-- BEGIN PROVIDED ENTRIES --
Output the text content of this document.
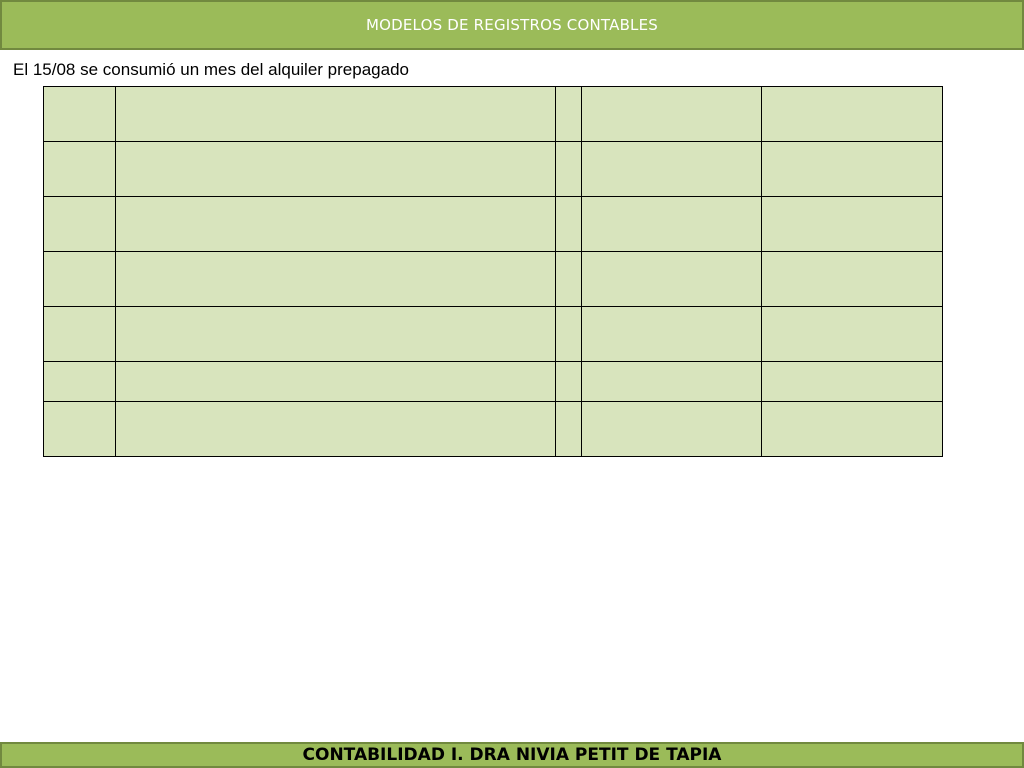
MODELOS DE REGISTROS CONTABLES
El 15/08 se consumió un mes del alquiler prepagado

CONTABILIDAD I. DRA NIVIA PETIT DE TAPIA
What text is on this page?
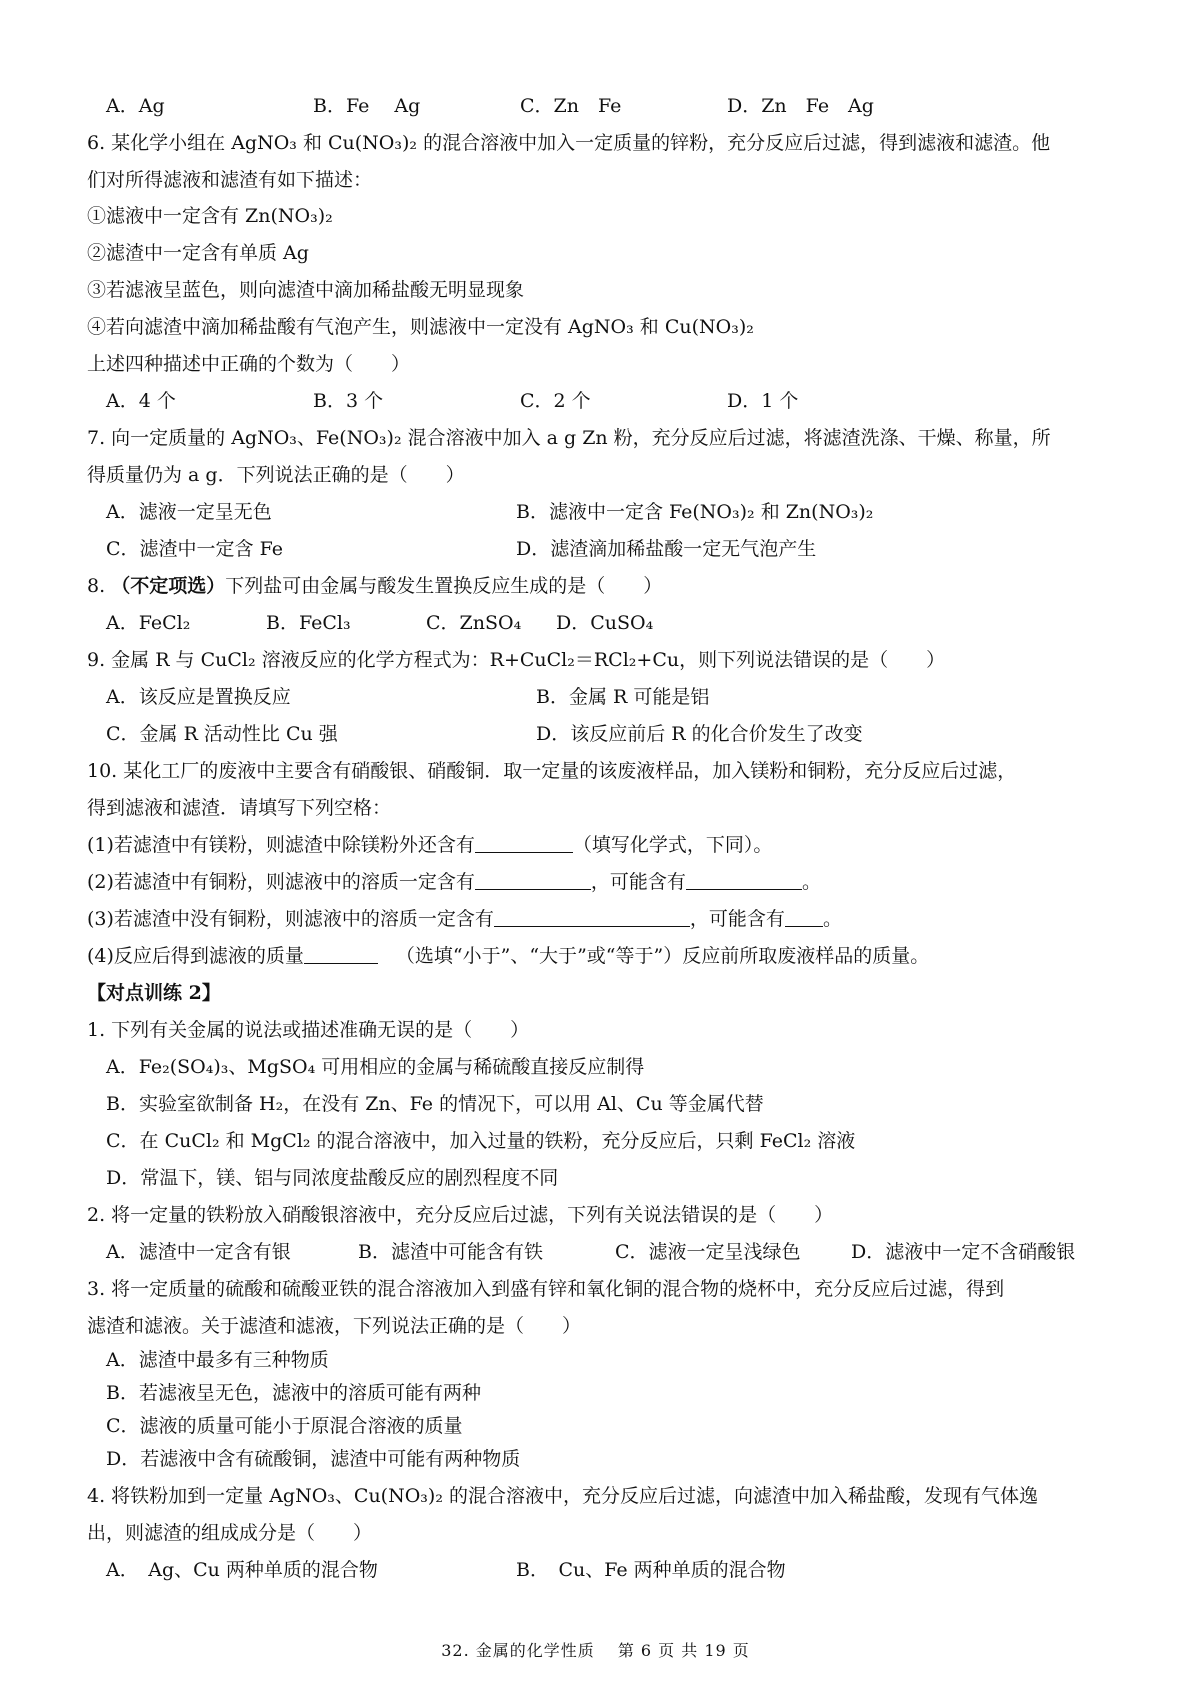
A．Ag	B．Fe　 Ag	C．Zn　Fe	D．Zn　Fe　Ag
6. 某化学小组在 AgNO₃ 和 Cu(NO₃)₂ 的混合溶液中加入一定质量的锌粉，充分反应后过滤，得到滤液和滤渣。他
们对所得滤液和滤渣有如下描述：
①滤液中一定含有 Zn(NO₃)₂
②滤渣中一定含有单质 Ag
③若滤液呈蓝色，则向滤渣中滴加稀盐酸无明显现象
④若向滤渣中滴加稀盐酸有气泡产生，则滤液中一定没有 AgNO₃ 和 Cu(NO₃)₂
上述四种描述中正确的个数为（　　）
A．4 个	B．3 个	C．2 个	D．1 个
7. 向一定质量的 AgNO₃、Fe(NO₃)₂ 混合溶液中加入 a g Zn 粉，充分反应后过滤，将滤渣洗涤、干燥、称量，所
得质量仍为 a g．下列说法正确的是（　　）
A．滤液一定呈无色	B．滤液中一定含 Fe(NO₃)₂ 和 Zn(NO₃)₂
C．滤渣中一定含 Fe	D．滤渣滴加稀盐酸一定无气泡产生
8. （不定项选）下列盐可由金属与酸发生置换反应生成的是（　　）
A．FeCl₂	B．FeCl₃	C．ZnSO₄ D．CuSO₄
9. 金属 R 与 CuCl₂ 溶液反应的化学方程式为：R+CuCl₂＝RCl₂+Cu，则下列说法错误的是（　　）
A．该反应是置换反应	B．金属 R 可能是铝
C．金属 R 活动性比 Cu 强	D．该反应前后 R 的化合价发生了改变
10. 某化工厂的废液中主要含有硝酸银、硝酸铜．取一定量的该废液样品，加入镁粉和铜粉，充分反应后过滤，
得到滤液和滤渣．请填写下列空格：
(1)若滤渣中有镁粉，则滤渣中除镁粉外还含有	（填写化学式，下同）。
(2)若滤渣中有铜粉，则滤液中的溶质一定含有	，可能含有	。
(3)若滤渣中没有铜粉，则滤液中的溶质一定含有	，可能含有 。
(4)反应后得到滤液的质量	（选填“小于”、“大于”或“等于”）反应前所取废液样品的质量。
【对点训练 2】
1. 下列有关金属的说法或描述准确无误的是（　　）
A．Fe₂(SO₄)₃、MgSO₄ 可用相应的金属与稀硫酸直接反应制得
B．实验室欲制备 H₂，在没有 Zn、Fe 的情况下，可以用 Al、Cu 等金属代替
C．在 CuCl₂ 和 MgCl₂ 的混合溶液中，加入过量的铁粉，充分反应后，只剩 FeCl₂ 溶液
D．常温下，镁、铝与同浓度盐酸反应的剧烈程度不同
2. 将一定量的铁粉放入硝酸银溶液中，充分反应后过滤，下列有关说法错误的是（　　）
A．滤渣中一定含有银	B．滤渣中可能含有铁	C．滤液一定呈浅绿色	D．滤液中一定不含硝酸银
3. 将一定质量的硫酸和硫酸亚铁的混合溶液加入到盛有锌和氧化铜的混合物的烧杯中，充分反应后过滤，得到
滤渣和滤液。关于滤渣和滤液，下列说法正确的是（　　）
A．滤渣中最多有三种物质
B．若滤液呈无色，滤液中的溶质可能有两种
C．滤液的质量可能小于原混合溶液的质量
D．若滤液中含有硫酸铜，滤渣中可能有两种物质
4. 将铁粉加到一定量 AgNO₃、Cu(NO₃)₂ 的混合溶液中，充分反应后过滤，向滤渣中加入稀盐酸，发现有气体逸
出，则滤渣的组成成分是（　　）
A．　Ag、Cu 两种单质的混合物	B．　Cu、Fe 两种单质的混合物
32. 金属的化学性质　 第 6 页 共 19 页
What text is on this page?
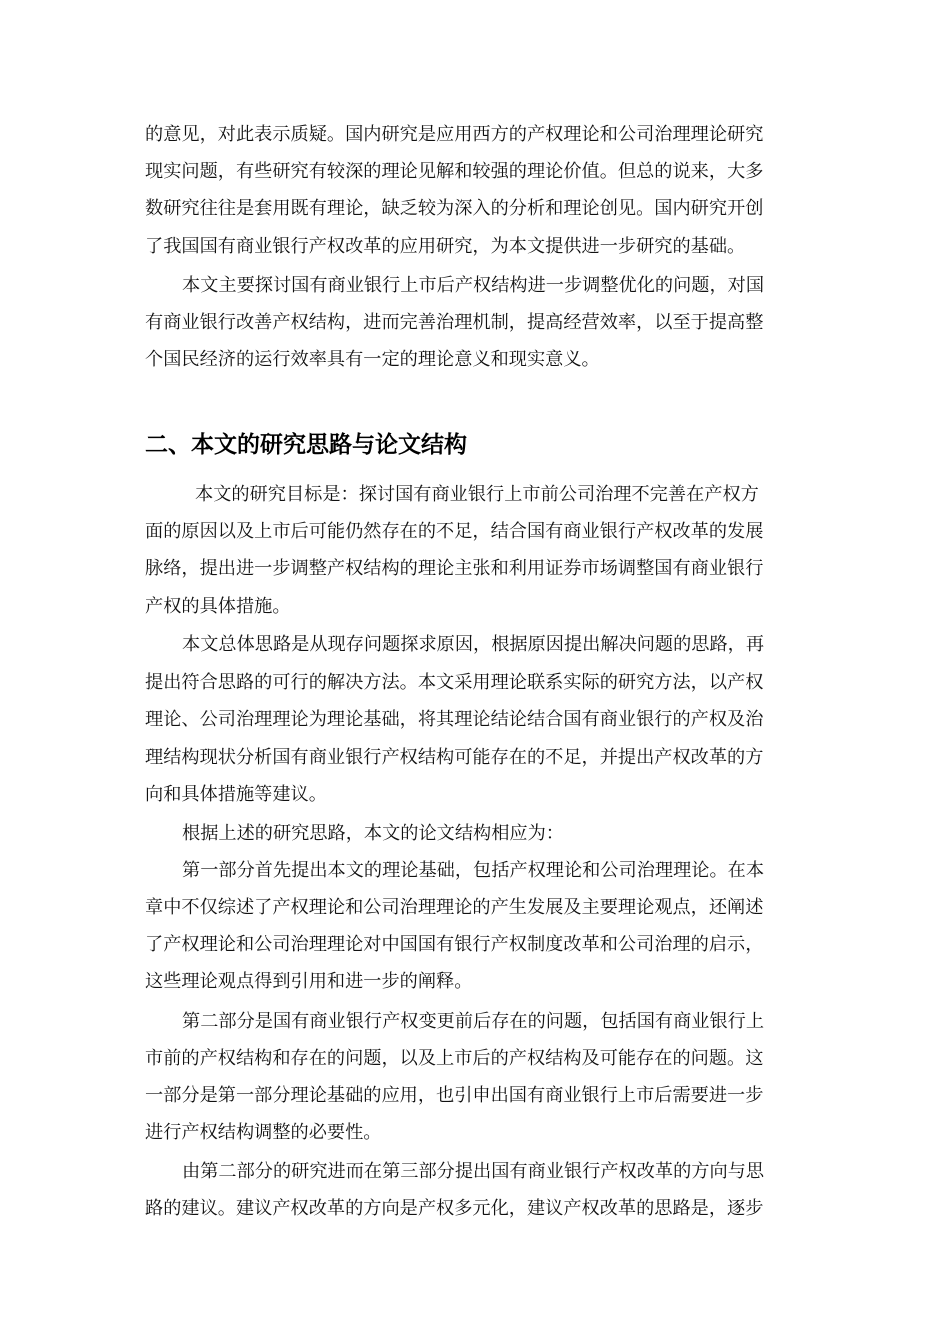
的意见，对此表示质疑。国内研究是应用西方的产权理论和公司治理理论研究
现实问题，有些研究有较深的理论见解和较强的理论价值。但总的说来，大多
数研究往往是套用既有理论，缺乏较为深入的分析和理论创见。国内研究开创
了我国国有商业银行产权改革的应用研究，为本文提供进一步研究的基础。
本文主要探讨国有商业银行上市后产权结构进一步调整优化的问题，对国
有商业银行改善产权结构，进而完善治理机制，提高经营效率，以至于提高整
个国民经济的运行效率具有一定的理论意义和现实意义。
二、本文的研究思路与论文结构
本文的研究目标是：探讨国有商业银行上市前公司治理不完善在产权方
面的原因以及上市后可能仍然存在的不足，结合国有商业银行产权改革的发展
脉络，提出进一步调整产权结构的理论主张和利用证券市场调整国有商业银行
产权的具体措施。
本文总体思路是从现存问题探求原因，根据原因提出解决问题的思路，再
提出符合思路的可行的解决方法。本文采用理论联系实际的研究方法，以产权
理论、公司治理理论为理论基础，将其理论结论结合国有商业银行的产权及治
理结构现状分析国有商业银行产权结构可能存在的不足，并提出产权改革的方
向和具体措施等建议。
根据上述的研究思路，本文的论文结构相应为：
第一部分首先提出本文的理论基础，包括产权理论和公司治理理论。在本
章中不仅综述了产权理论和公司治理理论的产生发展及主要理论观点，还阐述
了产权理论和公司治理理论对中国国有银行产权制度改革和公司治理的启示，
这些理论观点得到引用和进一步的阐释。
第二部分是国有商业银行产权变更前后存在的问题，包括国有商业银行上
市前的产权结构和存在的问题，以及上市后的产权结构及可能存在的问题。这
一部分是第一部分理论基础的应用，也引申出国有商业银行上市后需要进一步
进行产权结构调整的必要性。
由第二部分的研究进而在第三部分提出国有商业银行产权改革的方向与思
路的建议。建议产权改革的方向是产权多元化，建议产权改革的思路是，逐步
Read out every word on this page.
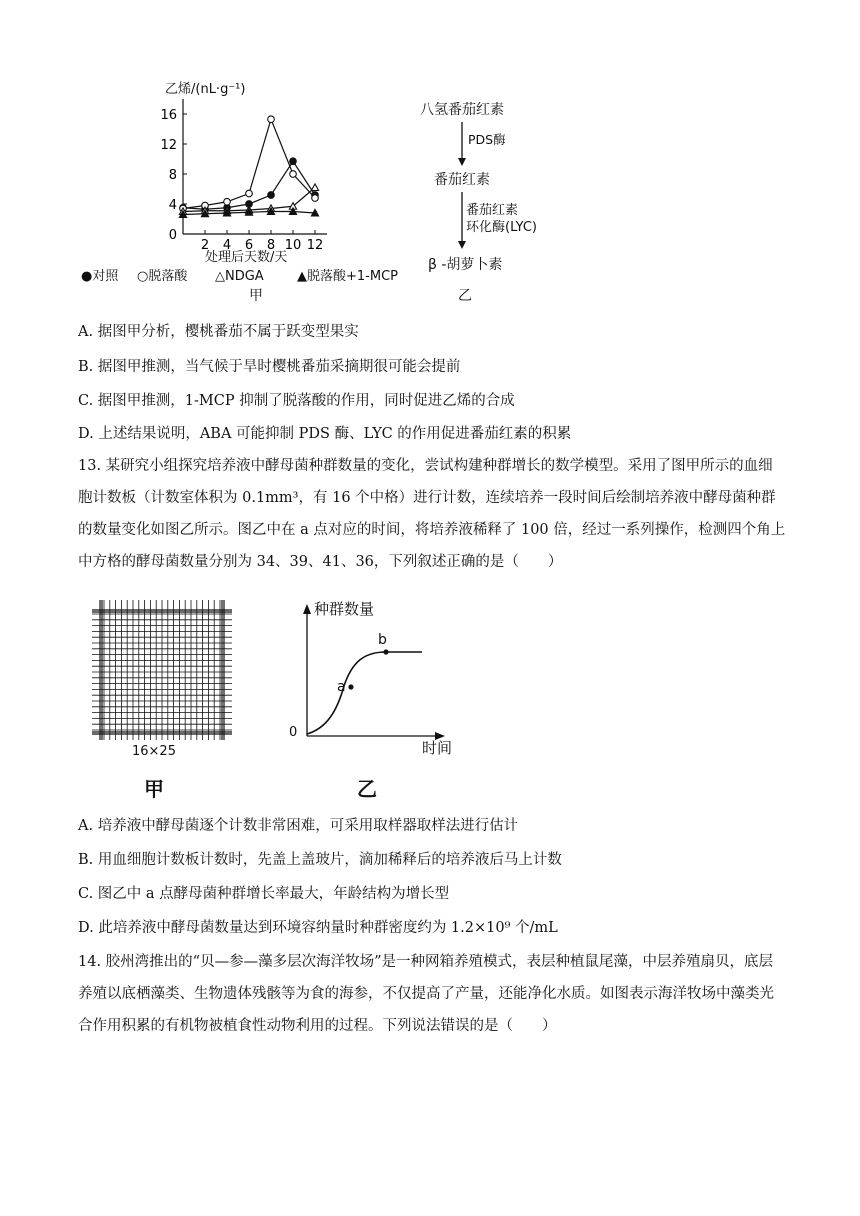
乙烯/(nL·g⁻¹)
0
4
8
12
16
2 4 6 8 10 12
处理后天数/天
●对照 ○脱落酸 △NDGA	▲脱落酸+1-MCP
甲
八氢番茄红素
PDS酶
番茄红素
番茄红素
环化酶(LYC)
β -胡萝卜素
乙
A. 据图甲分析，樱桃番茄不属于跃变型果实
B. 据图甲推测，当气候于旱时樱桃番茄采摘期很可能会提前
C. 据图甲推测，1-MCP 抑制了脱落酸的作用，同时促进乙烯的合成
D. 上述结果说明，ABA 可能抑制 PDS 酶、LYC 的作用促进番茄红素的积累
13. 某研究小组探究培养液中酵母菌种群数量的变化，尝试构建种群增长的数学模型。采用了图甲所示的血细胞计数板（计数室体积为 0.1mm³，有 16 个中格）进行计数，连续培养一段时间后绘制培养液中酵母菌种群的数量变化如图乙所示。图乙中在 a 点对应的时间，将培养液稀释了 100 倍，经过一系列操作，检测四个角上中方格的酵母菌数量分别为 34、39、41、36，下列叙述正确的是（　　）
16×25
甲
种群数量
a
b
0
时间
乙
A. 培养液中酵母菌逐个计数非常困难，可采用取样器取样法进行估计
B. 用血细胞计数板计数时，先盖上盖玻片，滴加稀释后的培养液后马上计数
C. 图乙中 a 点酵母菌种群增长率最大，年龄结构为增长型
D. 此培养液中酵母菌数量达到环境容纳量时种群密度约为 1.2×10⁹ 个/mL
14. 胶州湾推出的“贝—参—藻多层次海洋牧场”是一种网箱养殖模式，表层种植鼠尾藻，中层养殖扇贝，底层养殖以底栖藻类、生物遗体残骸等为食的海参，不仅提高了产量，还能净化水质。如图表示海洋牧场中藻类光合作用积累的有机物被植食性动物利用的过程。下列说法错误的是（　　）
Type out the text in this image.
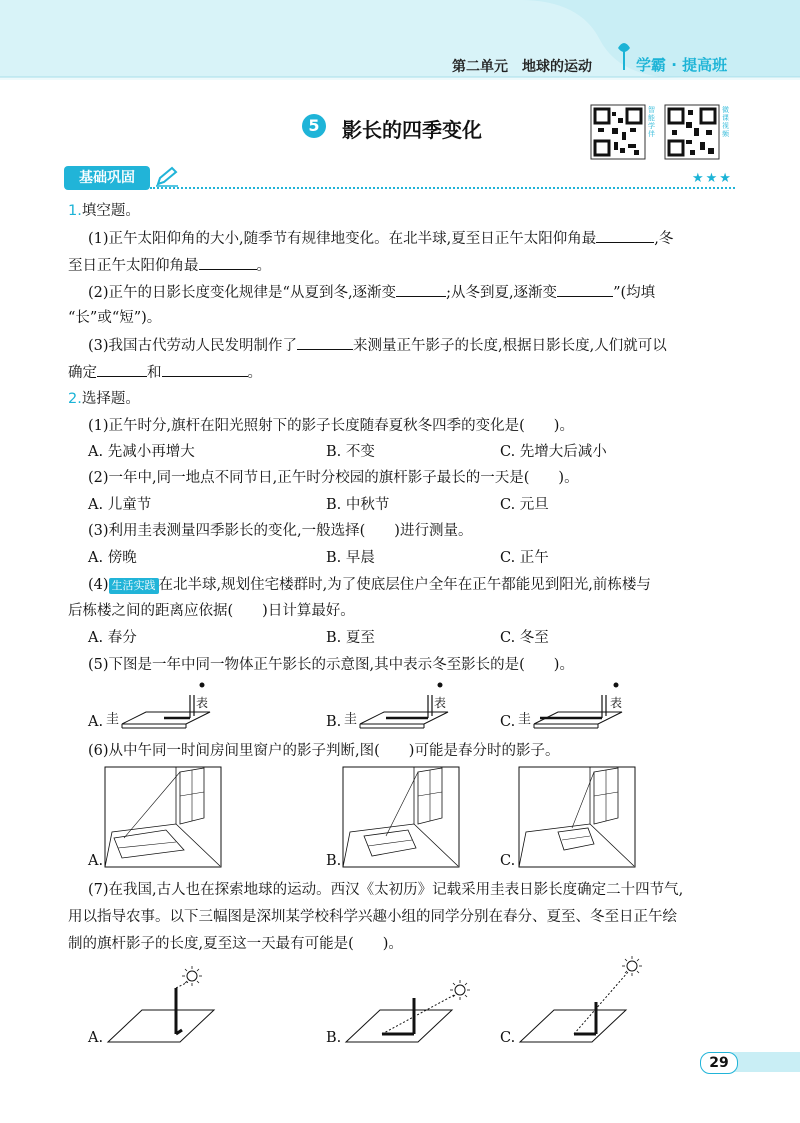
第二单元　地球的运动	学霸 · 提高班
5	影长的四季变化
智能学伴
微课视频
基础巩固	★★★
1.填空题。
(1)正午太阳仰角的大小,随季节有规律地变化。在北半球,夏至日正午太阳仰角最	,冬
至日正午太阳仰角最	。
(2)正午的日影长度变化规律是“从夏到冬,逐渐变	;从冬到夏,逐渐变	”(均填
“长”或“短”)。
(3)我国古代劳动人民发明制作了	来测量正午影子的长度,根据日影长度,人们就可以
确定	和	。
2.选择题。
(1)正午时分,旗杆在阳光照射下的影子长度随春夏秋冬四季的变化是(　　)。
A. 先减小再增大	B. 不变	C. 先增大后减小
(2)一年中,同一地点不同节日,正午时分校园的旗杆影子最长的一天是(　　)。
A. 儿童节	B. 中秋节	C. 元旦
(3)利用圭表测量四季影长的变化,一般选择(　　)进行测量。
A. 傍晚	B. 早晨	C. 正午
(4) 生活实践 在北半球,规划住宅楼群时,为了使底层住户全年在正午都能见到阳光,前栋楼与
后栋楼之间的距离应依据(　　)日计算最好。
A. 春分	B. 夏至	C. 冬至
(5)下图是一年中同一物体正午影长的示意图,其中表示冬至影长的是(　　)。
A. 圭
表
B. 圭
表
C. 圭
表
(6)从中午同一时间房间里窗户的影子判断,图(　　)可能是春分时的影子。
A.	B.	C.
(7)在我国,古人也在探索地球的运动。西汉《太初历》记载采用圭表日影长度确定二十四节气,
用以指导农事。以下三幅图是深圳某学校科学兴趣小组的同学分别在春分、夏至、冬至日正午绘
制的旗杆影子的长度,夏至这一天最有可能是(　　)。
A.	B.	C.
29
-- END PROVIDED ENTRIES --
In the listing above, locate each line with "AgNO₃" and copy it.

EXERCISE SOLUTION:
6. 某化学小组在 AgNO₃ 和 Cu(NO₃)₂ 的混合溶液中加入一定质量的锌粉，充分反应后过滤，得到滤液和滤渣。他
④若向滤渣中滴加稀盐酸有气泡产生，则滤液中一定没有 AgNO₃ 和 Cu(NO₃)₂
7. 向一定质量的 AgNO₃、Fe(NO₃)₂ 混合溶液中加入 a g Zn 粉，充分反应后过滤，将滤渣洗涤、干燥、称量，所
4. 将铁粉加到一定量 AgNO₃、Cu(NO₃)₂ 的混合溶液中，充分反应后过滤，向滤渣中加入稀盐酸，发现有气体逸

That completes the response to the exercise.